What the exercise asks: Pictures should be excluded; otherwise, copy every entry exactly.

Chart and figure data:

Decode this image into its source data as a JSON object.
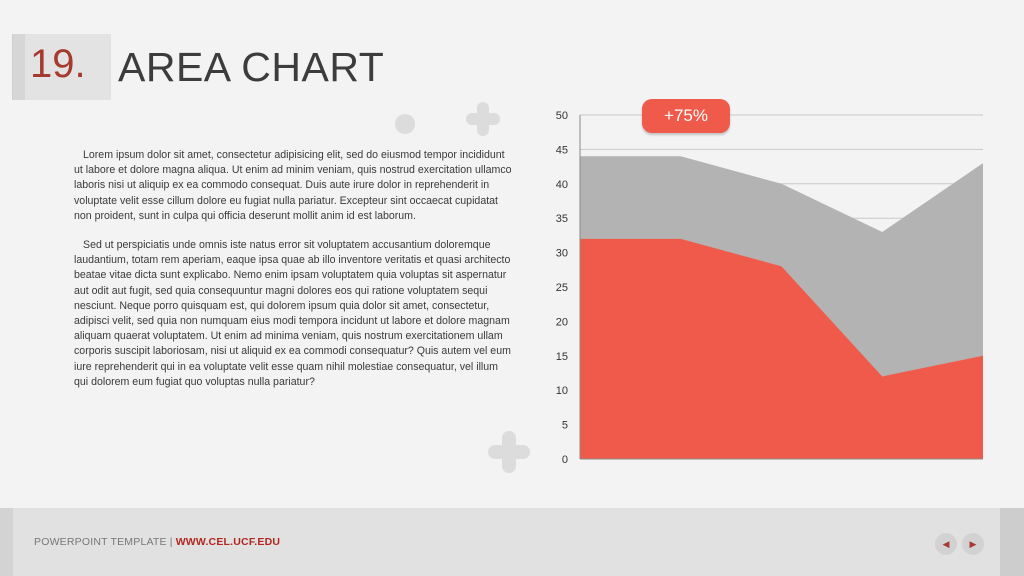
{
  "slide": {
    "number": "19.",
    "title": "AREA CHART",
    "paragraphs": [
      "Lorem ipsum dolor sit amet, consectetur adipisicing elit, sed do eiusmod tempor incididunt ut labore et dolore magna aliqua. Ut enim ad minim veniam, quis nostrud exercitation ullamco laboris nisi ut aliquip ex ea commodo consequat. Duis aute irure dolor in reprehenderit in voluptate velit esse cillum dolore eu fugiat nulla pariatur. Excepteur sint occaecat cupidatat non proident, sunt in culpa qui officia deserunt mollit anim id est laborum.",
      "Sed ut perspiciatis unde omnis iste natus error sit voluptatem accusantium doloremque laudantium, totam rem aperiam, eaque ipsa quae ab illo inventore veritatis et quasi architecto beatae vitae dicta sunt explicabo. Nemo enim ipsam voluptatem quia voluptas sit aspernatur aut odit aut fugit, sed quia consequuntur magni dolores eos qui ratione voluptatem sequi nesciunt. Neque porro quisquam est, qui dolorem ipsum quia dolor sit amet, consectetur, adipisci velit, sed quia non numquam eius modi tempora incidunt ut labore et dolore magnam aliquam quaerat voluptatem. Ut enim ad minima veniam, quis nostrum exercitationem ullam corporis suscipit laboriosam, nisi ut aliquid ex ea commodi consequatur? Quis autem vel eum iure reprehenderit qui in ea voluptate velit esse quam nihil molestiae consequatur, vel illum qui dolorem eum fugiat quo voluptas nulla pariatur?"
    ],
    "badge": "+75%"
  },
  "footer": {
    "label": "POWERPOINT TEMPLATE",
    "separator": "|",
    "url": "WWW.CEL.UCF.EDU",
    "prev_icon": "◀",
    "next_icon": "▶"
  },
  "colors": {
    "accent": "#f05a4a",
    "gray_series": "#b3b3b3",
    "title_number": "#a63a2f"
  },
  "icons": [
    "circle-decoration",
    "plus-decoration",
    "prev-arrow-icon",
    "next-arrow-icon"
  ],
  "chart_data": {
    "type": "area",
    "x": [
      1,
      2,
      3,
      4,
      5
    ],
    "series": [
      {
        "values": [
          32,
          32,
          28,
          12,
          15
        ],
        "color": "#f05a4a"
      },
      {
        "values": [
          44,
          44,
          40,
          33,
          43
        ],
        "color": "#b3b3b3"
      }
    ],
    "ylim": [
      0,
      50
    ],
    "yticks": [
      0,
      5,
      10,
      15,
      20,
      25,
      30,
      35,
      40,
      45,
      50
    ],
    "grid": true,
    "title": "",
    "xlabel": "",
    "ylabel": ""
  }
}
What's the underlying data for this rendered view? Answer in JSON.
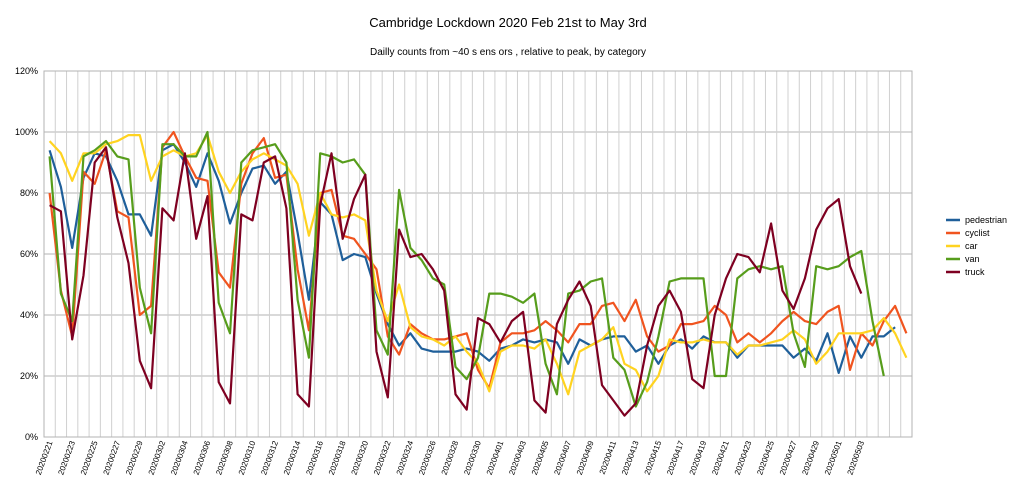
{
  "chart_data": {
    "type": "line",
    "title": "Cambridge Lockdown 2020 Feb 21st to May 3rd",
    "subtitle": "Dailly counts from ~40 s ens ors , relative to peak, by category",
    "xlabel": "",
    "ylabel": "",
    "ylim": [
      0,
      120
    ],
    "yticks": [
      "0%",
      "20%",
      "40%",
      "60%",
      "80%",
      "100%",
      "120%"
    ],
    "grid": true,
    "legend_position": "right",
    "x_tick_labels": [
      "20200221",
      "20200223",
      "20200225",
      "20200227",
      "20200229",
      "20200302",
      "20200304",
      "20200306",
      "20200308",
      "20200310",
      "20200312",
      "20200314",
      "20200316",
      "20200318",
      "20200320",
      "20200322",
      "20200324",
      "20200326",
      "20200328",
      "20200330",
      "20200401",
      "20200403",
      "20200405",
      "20200407",
      "20200409",
      "20200411",
      "20200413",
      "20200415",
      "20200417",
      "20200419",
      "20200421",
      "20200423",
      "20200425",
      "20200427",
      "20200429",
      "20200501",
      "20200503"
    ],
    "series": [
      {
        "name": "pedestrian",
        "color": "#1f5f9a",
        "values": [
          94,
          82,
          62,
          85,
          93,
          92,
          84,
          73,
          73,
          66,
          94,
          96,
          90,
          82,
          93,
          84,
          70,
          80,
          88,
          89,
          83,
          87,
          67,
          45,
          77,
          73,
          58,
          60,
          59,
          47,
          37,
          30,
          34,
          29,
          28,
          28,
          28,
          29,
          28,
          25,
          29,
          30,
          32,
          31,
          32,
          31,
          24,
          32,
          30,
          32,
          33,
          33,
          28,
          30,
          24,
          30,
          32,
          29,
          33,
          31,
          31,
          26,
          30,
          30,
          30,
          30,
          26,
          29,
          25,
          34,
          21,
          33,
          26,
          33,
          33,
          36
        ]
      },
      {
        "name": "cyclist",
        "color": "#f0541f",
        "values": [
          80,
          48,
          33,
          87,
          83,
          94,
          74,
          72,
          40,
          43,
          95,
          100,
          92,
          85,
          84,
          54,
          49,
          83,
          93,
          98,
          85,
          86,
          55,
          35,
          80,
          81,
          66,
          65,
          60,
          55,
          33,
          27,
          37,
          34,
          32,
          32,
          33,
          34,
          22,
          16,
          31,
          34,
          34,
          35,
          38,
          35,
          31,
          37,
          37,
          43,
          44,
          38,
          45,
          33,
          28,
          30,
          37,
          37,
          38,
          43,
          40,
          31,
          34,
          31,
          34,
          38,
          41,
          38,
          37,
          41,
          43,
          22,
          34,
          30,
          38,
          43,
          34
        ]
      },
      {
        "name": "car",
        "color": "#ffd320",
        "values": [
          97,
          93,
          84,
          93,
          93,
          96,
          97,
          99,
          99,
          84,
          92,
          94,
          92,
          93,
          99,
          87,
          80,
          87,
          91,
          93,
          91,
          89,
          83,
          66,
          80,
          73,
          72,
          73,
          71,
          48,
          38,
          50,
          36,
          33,
          32,
          30,
          33,
          28,
          24,
          15,
          28,
          30,
          30,
          29,
          32,
          24,
          14,
          28,
          30,
          32,
          36,
          24,
          22,
          15,
          20,
          32,
          31,
          31,
          32,
          31,
          31,
          27,
          30,
          30,
          31,
          32,
          35,
          32,
          24,
          28,
          34,
          34,
          34,
          35,
          39,
          34,
          26
        ]
      },
      {
        "name": "van",
        "color": "#579d1c",
        "values": [
          92,
          47,
          38,
          92,
          94,
          97,
          92,
          91,
          49,
          34,
          96,
          96,
          92,
          92,
          100,
          44,
          34,
          90,
          94,
          95,
          96,
          90,
          45,
          26,
          93,
          92,
          90,
          91,
          86,
          35,
          27,
          81,
          62,
          58,
          52,
          50,
          23,
          19,
          26,
          47,
          47,
          46,
          44,
          47,
          24,
          14,
          47,
          48,
          51,
          52,
          26,
          22,
          10,
          18,
          33,
          51,
          52,
          52,
          52,
          20,
          20,
          52,
          55,
          56,
          55,
          56,
          34,
          23,
          56,
          55,
          56,
          59,
          61,
          38,
          20
        ]
      },
      {
        "name": "truck",
        "color": "#7e0021",
        "values": [
          76,
          74,
          32,
          53,
          90,
          95,
          72,
          57,
          25,
          16,
          75,
          71,
          93,
          65,
          79,
          18,
          11,
          73,
          71,
          90,
          92,
          75,
          14,
          10,
          76,
          93,
          65,
          78,
          86,
          28,
          13,
          68,
          59,
          60,
          55,
          48,
          14,
          9,
          39,
          37,
          31,
          38,
          41,
          12,
          8,
          37,
          45,
          51,
          43,
          17,
          12,
          7,
          11,
          30,
          43,
          48,
          41,
          19,
          16,
          40,
          52,
          60,
          59,
          54,
          70,
          48,
          42,
          52,
          68,
          75,
          78,
          56,
          47
        ]
      }
    ]
  }
}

Task answer:
Decode this image into its source data as a JSON object.
{
  "slide": {
    "number": "19.",
    "title": "AREA CHART",
    "paragraphs": [
      "Lorem ipsum dolor sit amet, consectetur adipisicing elit, sed do eiusmod tempor incididunt ut labore et dolore magna aliqua. Ut enim ad minim veniam, quis nostrud exercitation ullamco laboris nisi ut aliquip ex ea commodo consequat. Duis aute irure dolor in reprehenderit in voluptate velit esse cillum dolore eu fugiat nulla pariatur. Excepteur sint occaecat cupidatat non proident, sunt in culpa qui officia deserunt mollit anim id est laborum.",
      "Sed ut perspiciatis unde omnis iste natus error sit voluptatem accusantium doloremque laudantium, totam rem aperiam, eaque ipsa quae ab illo inventore veritatis et quasi architecto beatae vitae dicta sunt explicabo. Nemo enim ipsam voluptatem quia voluptas sit aspernatur aut odit aut fugit, sed quia consequuntur magni dolores eos qui ratione voluptatem sequi nesciunt. Neque porro quisquam est, qui dolorem ipsum quia dolor sit amet, consectetur, adipisci velit, sed quia non numquam eius modi tempora incidunt ut labore et dolore magnam aliquam quaerat voluptatem. Ut enim ad minima veniam, quis nostrum exercitationem ullam corporis suscipit laboriosam, nisi ut aliquid ex ea commodi consequatur? Quis autem vel eum iure reprehenderit qui in ea voluptate velit esse quam nihil molestiae consequatur, vel illum qui dolorem eum fugiat quo voluptas nulla pariatur?"
    ],
    "badge": "+75%"
  },
  "footer": {
    "label": "POWERPOINT TEMPLATE",
    "separator": "|",
    "url": "WWW.CEL.UCF.EDU",
    "prev_icon": "◀",
    "next_icon": "▶"
  },
  "colors": {
    "accent": "#f05a4a",
    "gray_series": "#b3b3b3",
    "title_number": "#a63a2f"
  },
  "icons": [
    "circle-decoration",
    "plus-decoration",
    "prev-arrow-icon",
    "next-arrow-icon"
  ],
  "chart_data": {
    "type": "area",
    "x": [
      1,
      2,
      3,
      4,
      5
    ],
    "series": [
      {
        "values": [
          32,
          32,
          28,
          12,
          15
        ],
        "color": "#f05a4a"
      },
      {
        "values": [
          44,
          44,
          40,
          33,
          43
        ],
        "color": "#b3b3b3"
      }
    ],
    "ylim": [
      0,
      50
    ],
    "yticks": [
      0,
      5,
      10,
      15,
      20,
      25,
      30,
      35,
      40,
      45,
      50
    ],
    "grid": true,
    "title": "",
    "xlabel": "",
    "ylabel": ""
  }
}
What's the underlying data for this rendered view? Answer in JSON.
{
  "chart_data": {
    "type": "line",
    "title": "Cambridge Lockdown 2020 Feb 21st to May 3rd",
    "subtitle": "Dailly counts from ~40 s ens ors , relative to peak, by category",
    "xlabel": "",
    "ylabel": "",
    "ylim": [
      0,
      120
    ],
    "yticks": [
      "0%",
      "20%",
      "40%",
      "60%",
      "80%",
      "100%",
      "120%"
    ],
    "grid": true,
    "legend_position": "right",
    "x_tick_labels": [
      "20200221",
      "20200223",
      "20200225",
      "20200227",
      "20200229",
      "20200302",
      "20200304",
      "20200306",
      "20200308",
      "20200310",
      "20200312",
      "20200314",
      "20200316",
      "20200318",
      "20200320",
      "20200322",
      "20200324",
      "20200326",
      "20200328",
      "20200330",
      "20200401",
      "20200403",
      "20200405",
      "20200407",
      "20200409",
      "20200411",
      "20200413",
      "20200415",
      "20200417",
      "20200419",
      "20200421",
      "20200423",
      "20200425",
      "20200427",
      "20200429",
      "20200501",
      "20200503"
    ],
    "series": [
      {
        "name": "pedestrian",
        "color": "#1f5f9a",
        "values": [
          94,
          82,
          62,
          85,
          93,
          92,
          84,
          73,
          73,
          66,
          94,
          96,
          90,
          82,
          93,
          84,
          70,
          80,
          88,
          89,
          83,
          87,
          67,
          45,
          77,
          73,
          58,
          60,
          59,
          47,
          37,
          30,
          34,
          29,
          28,
          28,
          28,
          29,
          28,
          25,
          29,
          30,
          32,
          31,
          32,
          31,
          24,
          32,
          30,
          32,
          33,
          33,
          28,
          30,
          24,
          30,
          32,
          29,
          33,
          31,
          31,
          26,
          30,
          30,
          30,
          30,
          26,
          29,
          25,
          34,
          21,
          33,
          26,
          33,
          33,
          36
        ]
      },
      {
        "name": "cyclist",
        "color": "#f0541f",
        "values": [
          80,
          48,
          33,
          87,
          83,
          94,
          74,
          72,
          40,
          43,
          95,
          100,
          92,
          85,
          84,
          54,
          49,
          83,
          93,
          98,
          85,
          86,
          55,
          35,
          80,
          81,
          66,
          65,
          60,
          55,
          33,
          27,
          37,
          34,
          32,
          32,
          33,
          34,
          22,
          16,
          31,
          34,
          34,
          35,
          38,
          35,
          31,
          37,
          37,
          43,
          44,
          38,
          45,
          33,
          28,
          30,
          37,
          37,
          38,
          43,
          40,
          31,
          34,
          31,
          34,
          38,
          41,
          38,
          37,
          41,
          43,
          22,
          34,
          30,
          38,
          43,
          34
        ]
      },
      {
        "name": "car",
        "color": "#ffd320",
        "values": [
          97,
          93,
          84,
          93,
          93,
          96,
          97,
          99,
          99,
          84,
          92,
          94,
          92,
          93,
          99,
          87,
          80,
          87,
          91,
          93,
          91,
          89,
          83,
          66,
          80,
          73,
          72,
          73,
          71,
          48,
          38,
          50,
          36,
          33,
          32,
          30,
          33,
          28,
          24,
          15,
          28,
          30,
          30,
          29,
          32,
          24,
          14,
          28,
          30,
          32,
          36,
          24,
          22,
          15,
          20,
          32,
          31,
          31,
          32,
          31,
          31,
          27,
          30,
          30,
          31,
          32,
          35,
          32,
          24,
          28,
          34,
          34,
          34,
          35,
          39,
          34,
          26
        ]
      },
      {
        "name": "van",
        "color": "#579d1c",
        "values": [
          92,
          47,
          38,
          92,
          94,
          97,
          92,
          91,
          49,
          34,
          96,
          96,
          92,
          92,
          100,
          44,
          34,
          90,
          94,
          95,
          96,
          90,
          45,
          26,
          93,
          92,
          90,
          91,
          86,
          35,
          27,
          81,
          62,
          58,
          52,
          50,
          23,
          19,
          26,
          47,
          47,
          46,
          44,
          47,
          24,
          14,
          47,
          48,
          51,
          52,
          26,
          22,
          10,
          18,
          33,
          51,
          52,
          52,
          52,
          20,
          20,
          52,
          55,
          56,
          55,
          56,
          34,
          23,
          56,
          55,
          56,
          59,
          61,
          38,
          20
        ]
      },
      {
        "name": "truck",
        "color": "#7e0021",
        "values": [
          76,
          74,
          32,
          53,
          90,
          95,
          72,
          57,
          25,
          16,
          75,
          71,
          93,
          65,
          79,
          18,
          11,
          73,
          71,
          90,
          92,
          75,
          14,
          10,
          76,
          93,
          65,
          78,
          86,
          28,
          13,
          68,
          59,
          60,
          55,
          48,
          14,
          9,
          39,
          37,
          31,
          38,
          41,
          12,
          8,
          37,
          45,
          51,
          43,
          17,
          12,
          7,
          11,
          30,
          43,
          48,
          41,
          19,
          16,
          40,
          52,
          60,
          59,
          54,
          70,
          48,
          42,
          52,
          68,
          75,
          78,
          56,
          47
        ]
      }
    ]
  }
}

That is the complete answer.